- **PROBLEM DESCRIPTION**: Locate the lines of the listing below that hold "dBFS", then copy each of them.

-.-.-

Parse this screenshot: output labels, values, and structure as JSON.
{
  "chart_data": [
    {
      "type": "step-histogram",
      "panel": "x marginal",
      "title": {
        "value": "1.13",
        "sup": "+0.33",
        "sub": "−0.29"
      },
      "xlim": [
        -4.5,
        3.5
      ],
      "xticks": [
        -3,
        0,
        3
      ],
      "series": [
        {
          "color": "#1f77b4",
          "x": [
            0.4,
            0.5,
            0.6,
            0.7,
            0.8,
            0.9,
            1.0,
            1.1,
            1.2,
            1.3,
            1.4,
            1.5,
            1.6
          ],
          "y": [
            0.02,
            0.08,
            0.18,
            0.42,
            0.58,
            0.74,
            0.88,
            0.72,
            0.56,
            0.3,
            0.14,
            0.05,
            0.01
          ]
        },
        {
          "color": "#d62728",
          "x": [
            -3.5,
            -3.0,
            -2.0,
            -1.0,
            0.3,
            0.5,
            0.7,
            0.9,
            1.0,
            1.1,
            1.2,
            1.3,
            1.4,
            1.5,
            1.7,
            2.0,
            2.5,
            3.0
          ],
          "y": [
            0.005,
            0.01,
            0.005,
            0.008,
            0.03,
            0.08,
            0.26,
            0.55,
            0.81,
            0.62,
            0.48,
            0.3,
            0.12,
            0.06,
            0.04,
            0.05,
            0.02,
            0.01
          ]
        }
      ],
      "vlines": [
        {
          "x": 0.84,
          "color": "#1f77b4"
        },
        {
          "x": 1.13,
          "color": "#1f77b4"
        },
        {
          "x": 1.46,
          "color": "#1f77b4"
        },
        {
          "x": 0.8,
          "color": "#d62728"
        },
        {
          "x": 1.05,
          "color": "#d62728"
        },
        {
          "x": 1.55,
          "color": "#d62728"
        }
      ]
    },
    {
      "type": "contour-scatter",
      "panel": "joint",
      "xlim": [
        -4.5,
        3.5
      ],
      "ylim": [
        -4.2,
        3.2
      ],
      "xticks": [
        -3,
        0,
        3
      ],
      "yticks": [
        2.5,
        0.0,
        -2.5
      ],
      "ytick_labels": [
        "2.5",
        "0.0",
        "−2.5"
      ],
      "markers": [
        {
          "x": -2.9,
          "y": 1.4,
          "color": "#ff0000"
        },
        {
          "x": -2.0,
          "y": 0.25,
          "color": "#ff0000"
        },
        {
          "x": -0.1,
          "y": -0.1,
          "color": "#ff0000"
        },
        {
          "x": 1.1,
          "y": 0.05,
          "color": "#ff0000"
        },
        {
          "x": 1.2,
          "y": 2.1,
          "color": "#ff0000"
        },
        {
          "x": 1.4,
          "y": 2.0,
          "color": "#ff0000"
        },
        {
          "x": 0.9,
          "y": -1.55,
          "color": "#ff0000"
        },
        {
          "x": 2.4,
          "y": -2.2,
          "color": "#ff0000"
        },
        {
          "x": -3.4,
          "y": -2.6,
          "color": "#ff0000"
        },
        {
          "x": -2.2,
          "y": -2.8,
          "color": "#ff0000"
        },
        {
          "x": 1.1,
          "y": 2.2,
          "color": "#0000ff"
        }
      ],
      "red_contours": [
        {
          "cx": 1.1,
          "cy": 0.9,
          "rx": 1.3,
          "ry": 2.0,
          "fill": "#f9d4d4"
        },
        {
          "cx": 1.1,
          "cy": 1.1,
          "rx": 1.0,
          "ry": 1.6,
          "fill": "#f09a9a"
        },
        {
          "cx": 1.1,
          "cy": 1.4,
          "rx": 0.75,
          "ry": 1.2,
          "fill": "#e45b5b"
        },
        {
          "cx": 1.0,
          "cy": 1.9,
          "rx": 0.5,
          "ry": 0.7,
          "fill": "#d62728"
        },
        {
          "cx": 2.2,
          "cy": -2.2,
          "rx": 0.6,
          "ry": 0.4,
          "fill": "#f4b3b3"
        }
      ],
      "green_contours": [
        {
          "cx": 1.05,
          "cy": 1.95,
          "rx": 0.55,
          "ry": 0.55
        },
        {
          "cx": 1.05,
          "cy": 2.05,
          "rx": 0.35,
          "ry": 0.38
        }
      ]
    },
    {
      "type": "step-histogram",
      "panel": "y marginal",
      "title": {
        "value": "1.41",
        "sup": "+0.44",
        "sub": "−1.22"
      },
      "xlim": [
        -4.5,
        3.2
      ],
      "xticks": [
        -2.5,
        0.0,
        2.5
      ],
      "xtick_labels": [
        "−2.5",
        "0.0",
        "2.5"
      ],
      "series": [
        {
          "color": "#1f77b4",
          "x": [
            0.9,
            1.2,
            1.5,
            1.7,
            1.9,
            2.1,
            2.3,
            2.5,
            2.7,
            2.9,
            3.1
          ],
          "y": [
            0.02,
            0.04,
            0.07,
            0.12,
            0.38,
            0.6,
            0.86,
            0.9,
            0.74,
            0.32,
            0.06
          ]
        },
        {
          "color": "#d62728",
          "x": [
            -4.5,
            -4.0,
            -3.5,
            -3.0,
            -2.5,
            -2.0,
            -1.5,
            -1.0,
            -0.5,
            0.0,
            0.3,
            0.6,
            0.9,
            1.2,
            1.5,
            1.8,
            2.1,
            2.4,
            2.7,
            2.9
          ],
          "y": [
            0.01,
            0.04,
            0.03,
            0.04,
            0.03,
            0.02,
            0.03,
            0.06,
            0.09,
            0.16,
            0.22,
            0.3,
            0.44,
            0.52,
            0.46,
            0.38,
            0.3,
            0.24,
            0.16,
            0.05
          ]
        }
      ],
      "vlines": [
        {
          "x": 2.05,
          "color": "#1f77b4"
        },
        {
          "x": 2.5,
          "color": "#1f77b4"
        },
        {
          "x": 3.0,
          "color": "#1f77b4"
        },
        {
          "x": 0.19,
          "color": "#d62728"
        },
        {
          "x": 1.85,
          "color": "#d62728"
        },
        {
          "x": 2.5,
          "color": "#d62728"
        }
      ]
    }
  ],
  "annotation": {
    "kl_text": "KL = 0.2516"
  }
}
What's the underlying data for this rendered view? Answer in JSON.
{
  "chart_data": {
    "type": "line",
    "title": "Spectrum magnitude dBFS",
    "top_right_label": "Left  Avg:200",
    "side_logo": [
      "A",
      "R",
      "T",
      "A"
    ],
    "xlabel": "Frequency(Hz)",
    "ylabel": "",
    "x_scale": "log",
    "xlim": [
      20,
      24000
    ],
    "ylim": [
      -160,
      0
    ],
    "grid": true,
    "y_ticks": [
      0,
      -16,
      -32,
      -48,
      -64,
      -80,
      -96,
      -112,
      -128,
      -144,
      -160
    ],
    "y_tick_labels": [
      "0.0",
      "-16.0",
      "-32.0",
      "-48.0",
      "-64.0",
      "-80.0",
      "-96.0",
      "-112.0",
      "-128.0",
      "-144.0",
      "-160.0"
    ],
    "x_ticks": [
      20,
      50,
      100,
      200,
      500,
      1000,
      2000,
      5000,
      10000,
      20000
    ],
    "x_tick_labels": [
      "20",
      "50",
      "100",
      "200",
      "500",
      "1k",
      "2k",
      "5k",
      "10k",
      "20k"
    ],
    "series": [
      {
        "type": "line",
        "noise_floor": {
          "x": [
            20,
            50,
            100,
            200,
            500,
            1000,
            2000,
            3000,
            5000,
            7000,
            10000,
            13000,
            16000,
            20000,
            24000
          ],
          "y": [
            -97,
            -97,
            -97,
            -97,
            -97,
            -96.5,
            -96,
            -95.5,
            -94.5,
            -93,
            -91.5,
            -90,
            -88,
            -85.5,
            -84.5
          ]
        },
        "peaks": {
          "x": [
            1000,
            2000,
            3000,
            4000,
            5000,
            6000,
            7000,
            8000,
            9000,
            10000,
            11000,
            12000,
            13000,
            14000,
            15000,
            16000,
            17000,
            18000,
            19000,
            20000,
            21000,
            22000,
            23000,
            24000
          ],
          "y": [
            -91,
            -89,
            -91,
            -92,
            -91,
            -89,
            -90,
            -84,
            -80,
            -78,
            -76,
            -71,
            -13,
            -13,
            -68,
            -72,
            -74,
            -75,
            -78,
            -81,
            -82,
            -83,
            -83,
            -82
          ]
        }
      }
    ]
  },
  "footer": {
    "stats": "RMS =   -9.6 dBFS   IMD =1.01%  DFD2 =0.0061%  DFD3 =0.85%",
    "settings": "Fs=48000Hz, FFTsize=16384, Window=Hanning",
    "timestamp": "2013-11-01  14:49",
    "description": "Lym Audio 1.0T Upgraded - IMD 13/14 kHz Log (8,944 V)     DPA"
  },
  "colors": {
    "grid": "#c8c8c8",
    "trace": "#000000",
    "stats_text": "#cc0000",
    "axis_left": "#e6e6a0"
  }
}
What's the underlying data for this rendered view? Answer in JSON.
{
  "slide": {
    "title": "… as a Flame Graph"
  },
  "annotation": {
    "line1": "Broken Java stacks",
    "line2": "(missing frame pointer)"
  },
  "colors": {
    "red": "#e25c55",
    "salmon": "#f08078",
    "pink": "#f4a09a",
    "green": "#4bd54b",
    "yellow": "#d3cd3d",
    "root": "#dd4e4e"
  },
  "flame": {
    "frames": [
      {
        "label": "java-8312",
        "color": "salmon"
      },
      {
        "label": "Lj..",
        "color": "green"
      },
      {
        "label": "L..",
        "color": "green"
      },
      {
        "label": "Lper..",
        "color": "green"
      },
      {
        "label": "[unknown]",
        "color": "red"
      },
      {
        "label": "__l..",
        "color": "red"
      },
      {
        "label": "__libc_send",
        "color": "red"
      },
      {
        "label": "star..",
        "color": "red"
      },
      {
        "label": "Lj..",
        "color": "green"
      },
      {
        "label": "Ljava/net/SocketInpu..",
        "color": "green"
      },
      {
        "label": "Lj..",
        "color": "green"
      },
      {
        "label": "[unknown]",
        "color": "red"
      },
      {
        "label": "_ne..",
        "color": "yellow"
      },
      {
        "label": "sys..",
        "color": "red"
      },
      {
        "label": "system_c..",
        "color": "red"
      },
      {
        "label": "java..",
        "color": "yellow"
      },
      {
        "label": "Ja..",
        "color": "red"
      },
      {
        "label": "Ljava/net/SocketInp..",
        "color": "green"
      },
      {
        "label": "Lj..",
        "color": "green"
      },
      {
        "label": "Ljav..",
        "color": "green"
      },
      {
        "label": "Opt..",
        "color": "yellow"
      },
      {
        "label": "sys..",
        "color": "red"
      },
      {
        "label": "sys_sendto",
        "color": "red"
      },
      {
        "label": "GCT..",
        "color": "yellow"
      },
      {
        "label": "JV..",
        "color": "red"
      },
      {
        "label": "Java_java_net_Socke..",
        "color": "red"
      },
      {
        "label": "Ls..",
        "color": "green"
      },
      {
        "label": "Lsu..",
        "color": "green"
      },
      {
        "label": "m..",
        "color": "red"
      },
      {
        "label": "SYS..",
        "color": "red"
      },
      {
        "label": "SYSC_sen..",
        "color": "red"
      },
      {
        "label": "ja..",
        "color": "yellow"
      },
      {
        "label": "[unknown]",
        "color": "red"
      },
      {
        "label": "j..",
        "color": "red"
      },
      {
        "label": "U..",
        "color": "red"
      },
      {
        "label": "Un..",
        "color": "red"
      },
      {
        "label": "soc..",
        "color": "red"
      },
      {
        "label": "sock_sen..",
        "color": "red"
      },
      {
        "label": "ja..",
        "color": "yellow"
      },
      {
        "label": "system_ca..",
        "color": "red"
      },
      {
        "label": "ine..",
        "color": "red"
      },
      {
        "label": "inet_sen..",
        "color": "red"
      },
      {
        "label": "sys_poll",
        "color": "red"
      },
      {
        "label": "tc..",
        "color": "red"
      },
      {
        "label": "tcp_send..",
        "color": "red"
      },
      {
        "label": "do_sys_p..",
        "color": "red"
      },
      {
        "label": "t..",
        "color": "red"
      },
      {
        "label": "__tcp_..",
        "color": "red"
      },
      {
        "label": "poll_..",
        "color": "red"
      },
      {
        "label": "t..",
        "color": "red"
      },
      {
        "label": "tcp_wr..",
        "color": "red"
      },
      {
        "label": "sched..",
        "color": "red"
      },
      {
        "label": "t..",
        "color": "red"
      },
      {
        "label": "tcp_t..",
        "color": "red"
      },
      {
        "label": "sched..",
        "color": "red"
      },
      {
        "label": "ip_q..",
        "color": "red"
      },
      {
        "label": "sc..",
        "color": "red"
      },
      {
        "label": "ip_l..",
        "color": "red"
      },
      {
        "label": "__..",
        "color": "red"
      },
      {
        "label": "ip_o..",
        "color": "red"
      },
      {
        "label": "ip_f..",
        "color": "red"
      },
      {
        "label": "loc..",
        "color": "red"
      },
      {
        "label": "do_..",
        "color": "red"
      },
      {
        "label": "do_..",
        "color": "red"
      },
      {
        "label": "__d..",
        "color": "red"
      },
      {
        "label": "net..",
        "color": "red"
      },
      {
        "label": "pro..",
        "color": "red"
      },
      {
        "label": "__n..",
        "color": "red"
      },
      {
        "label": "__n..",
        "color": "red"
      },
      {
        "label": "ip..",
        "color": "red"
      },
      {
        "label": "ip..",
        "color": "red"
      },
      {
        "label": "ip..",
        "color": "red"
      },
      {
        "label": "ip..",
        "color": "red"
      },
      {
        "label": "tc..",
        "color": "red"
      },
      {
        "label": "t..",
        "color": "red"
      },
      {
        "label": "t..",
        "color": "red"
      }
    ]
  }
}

-.-.-

- **ANSWER FOR THIS EXERCISE**:
    "title": "Spectrum magnitude dBFS",
    "stats": "RMS =   -9.6 dBFS   IMD =1.01%  DFD2 =0.0061%  DFD3 =0.85%",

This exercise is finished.